>> Start Records supplied

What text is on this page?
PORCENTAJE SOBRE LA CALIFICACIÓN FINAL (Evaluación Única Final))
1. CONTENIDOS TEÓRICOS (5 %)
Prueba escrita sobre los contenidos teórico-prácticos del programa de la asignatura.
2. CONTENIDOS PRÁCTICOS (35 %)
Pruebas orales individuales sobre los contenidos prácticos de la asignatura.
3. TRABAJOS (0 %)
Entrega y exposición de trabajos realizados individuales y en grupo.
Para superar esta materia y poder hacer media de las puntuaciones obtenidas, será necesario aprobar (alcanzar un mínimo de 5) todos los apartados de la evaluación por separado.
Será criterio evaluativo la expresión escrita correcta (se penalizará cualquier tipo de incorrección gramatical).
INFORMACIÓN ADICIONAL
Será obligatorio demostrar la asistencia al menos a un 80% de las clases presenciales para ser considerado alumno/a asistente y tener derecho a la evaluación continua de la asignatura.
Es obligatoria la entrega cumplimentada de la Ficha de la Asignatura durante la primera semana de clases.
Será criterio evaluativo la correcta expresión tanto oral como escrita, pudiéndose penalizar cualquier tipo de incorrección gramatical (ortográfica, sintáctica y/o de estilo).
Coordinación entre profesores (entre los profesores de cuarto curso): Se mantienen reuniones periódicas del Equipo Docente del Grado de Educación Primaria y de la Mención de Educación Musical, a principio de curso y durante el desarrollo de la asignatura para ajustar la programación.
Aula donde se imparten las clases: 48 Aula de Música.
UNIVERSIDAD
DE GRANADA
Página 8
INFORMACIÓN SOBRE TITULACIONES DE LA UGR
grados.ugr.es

>> End Records supplied

Reproduce the data in full, exactly as presented.

What text is on this page?
PORCENTAJE SOBRE LA CALIFICACIÓN FINAL (Evaluación Única Final))
1. CONTENIDOS TEÓRICOS (5 %)
Prueba escrita sobre los contenidos teórico-prácticos del programa de la asignatura.
2. CONTENIDOS PRÁCTICOS (35 %)
Pruebas orales individuales sobre los contenidos prácticos de la asignatura.
3. TRABAJOS (0 %)
Entrega y exposición de trabajos realizados individuales y en grupo.
Para superar esta materia y poder hacer media de las puntuaciones obtenidas, será necesario aprobar (alcanzar un mínimo de 5) todos los apartados de la evaluación por separado.
Será criterio evaluativo la expresión escrita correcta (se penalizará cualquier tipo de incorrección gramatical).
INFORMACIÓN ADICIONAL
Será obligatorio demostrar la asistencia al menos a un 80% de las clases presenciales para ser considerado alumno/a asistente y tener derecho a la evaluación continua de la asignatura.
Es obligatoria la entrega cumplimentada de la Ficha de la Asignatura durante la primera semana de clases.
Será criterio evaluativo la correcta expresión tanto oral como escrita, pudiéndose penalizar cualquier tipo de incorrección gramatical (ortográfica, sintáctica y/o de estilo).
Coordinación entre profesores (entre los profesores de cuarto curso): Se mantienen reuniones periódicas del Equipo Docente del Grado de Educación Primaria y de la Mención de Educación Musical, a principio de curso y durante el desarrollo de la asignatura para ajustar la programación.
Aula donde se imparten las clases: 48 Aula de Música.
UNIVERSIDAD
DE GRANADA
Página 8
INFORMACIÓN SOBRE TITULACIONES DE LA UGR
grados.ugr.es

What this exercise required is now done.